• Input data:
§
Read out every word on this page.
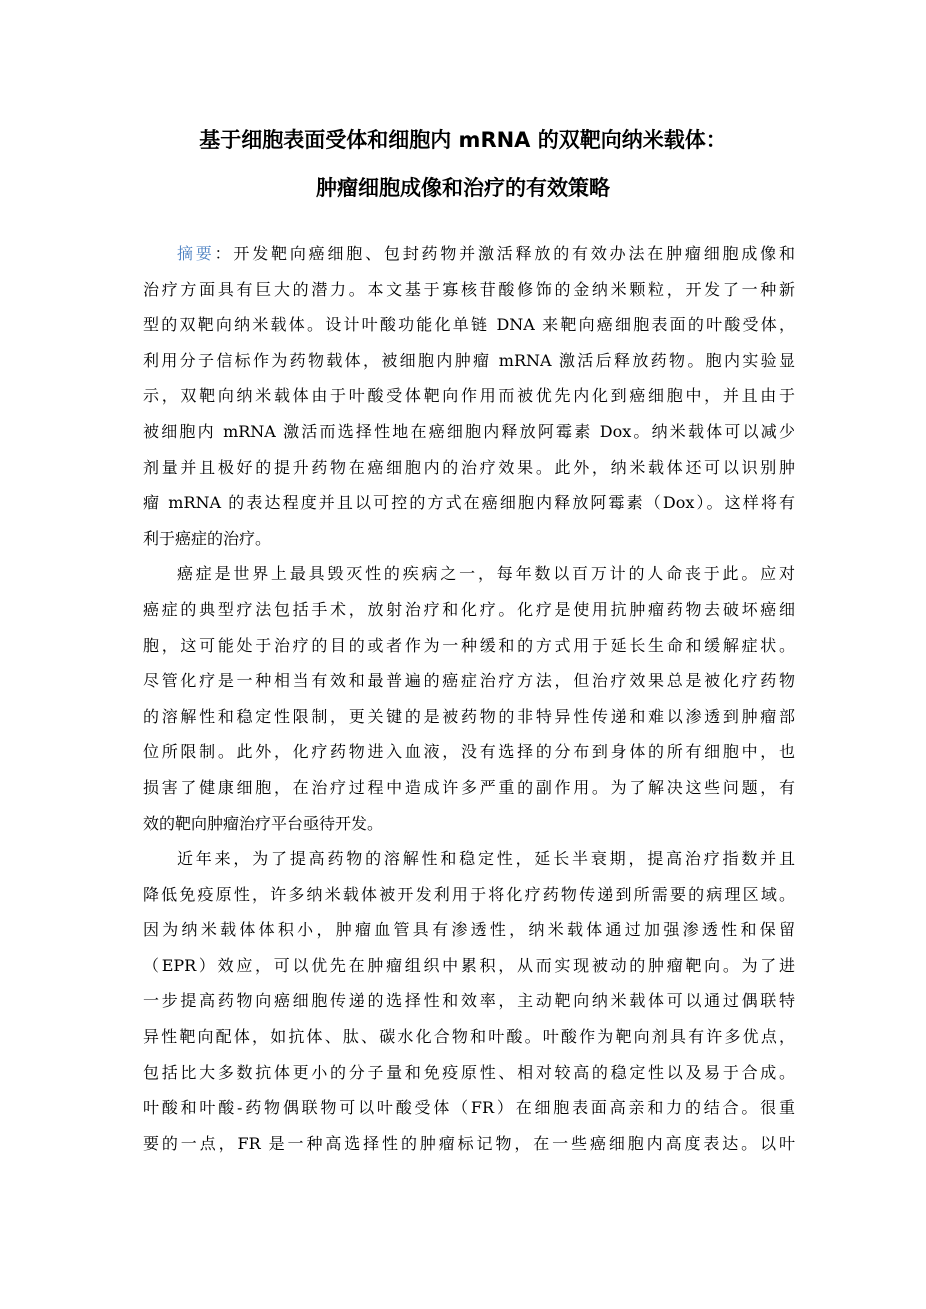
基于细胞表面受体和细胞内 mRNA 的双靶向纳米载体：
肿瘤细胞成像和治疗的有效策略
摘要：开发靶向癌细胞、包封药物并激活释放的有效办法在肿瘤细胞成像和
治疗方面具有巨大的潜力。本文基于寡核苷酸修饰的金纳米颗粒，开发了一种新
型的双靶向纳米载体。设计叶酸功能化单链 DNA 来靶向癌细胞表面的叶酸受体，
利用分子信标作为药物载体，被细胞内肿瘤 mRNA 激活后释放药物。胞内实验显
示，双靶向纳米载体由于叶酸受体靶向作用而被优先内化到癌细胞中，并且由于
被细胞内 mRNA 激活而选择性地在癌细胞内释放阿霉素 Dox。纳米载体可以减少
剂量并且极好的提升药物在癌细胞内的治疗效果。此外，纳米载体还可以识别肿
瘤 mRNA 的表达程度并且以可控的方式在癌细胞内释放阿霉素（Dox）。这样将有
利于癌症的治疗。
癌症是世界上最具毁灭性的疾病之一，每年数以百万计的人命丧于此。应对
癌症的典型疗法包括手术，放射治疗和化疗。化疗是使用抗肿瘤药物去破坏癌细
胞，这可能处于治疗的目的或者作为一种缓和的方式用于延长生命和缓解症状。
尽管化疗是一种相当有效和最普遍的癌症治疗方法，但治疗效果总是被化疗药物
的溶解性和稳定性限制，更关键的是被药物的非特异性传递和难以渗透到肿瘤部
位所限制。此外，化疗药物进入血液，没有选择的分布到身体的所有细胞中，也
损害了健康细胞，在治疗过程中造成许多严重的副作用。为了解决这些问题，有
效的靶向肿瘤治疗平台亟待开发。
近年来，为了提高药物的溶解性和稳定性，延长半衰期，提高治疗指数并且
降低免疫原性，许多纳米载体被开发利用于将化疗药物传递到所需要的病理区域。
因为纳米载体体积小，肿瘤血管具有渗透性，纳米载体通过加强渗透性和保留
（EPR）效应，可以优先在肿瘤组织中累积，从而实现被动的肿瘤靶向。为了进
一步提高药物向癌细胞传递的选择性和效率，主动靶向纳米载体可以通过偶联特
异性靶向配体，如抗体、肽、碳水化合物和叶酸。叶酸作为靶向剂具有许多优点，
包括比大多数抗体更小的分子量和免疫原性、相对较高的稳定性以及易于合成。
叶酸和叶酸-药物偶联物可以叶酸受体（FR）在细胞表面高亲和力的结合。很重
要的一点，FR 是一种高选择性的肿瘤标记物，在一些癌细胞内高度表达。以叶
§
• Exercise requirements: Copy out each line of the listing that holds the word "mRNA".

• Final answer:
基于细胞表面受体和细胞内 mRNA 的双靶向纳米载体：
利用分子信标作为药物载体，被细胞内肿瘤 mRNA 激活后释放药物。胞内实验显
被细胞内 mRNA 激活而选择性地在癌细胞内释放阿霉素 Dox。纳米载体可以减少
瘤 mRNA 的表达程度并且以可控的方式在癌细胞内释放阿霉素（Dox）。这样将有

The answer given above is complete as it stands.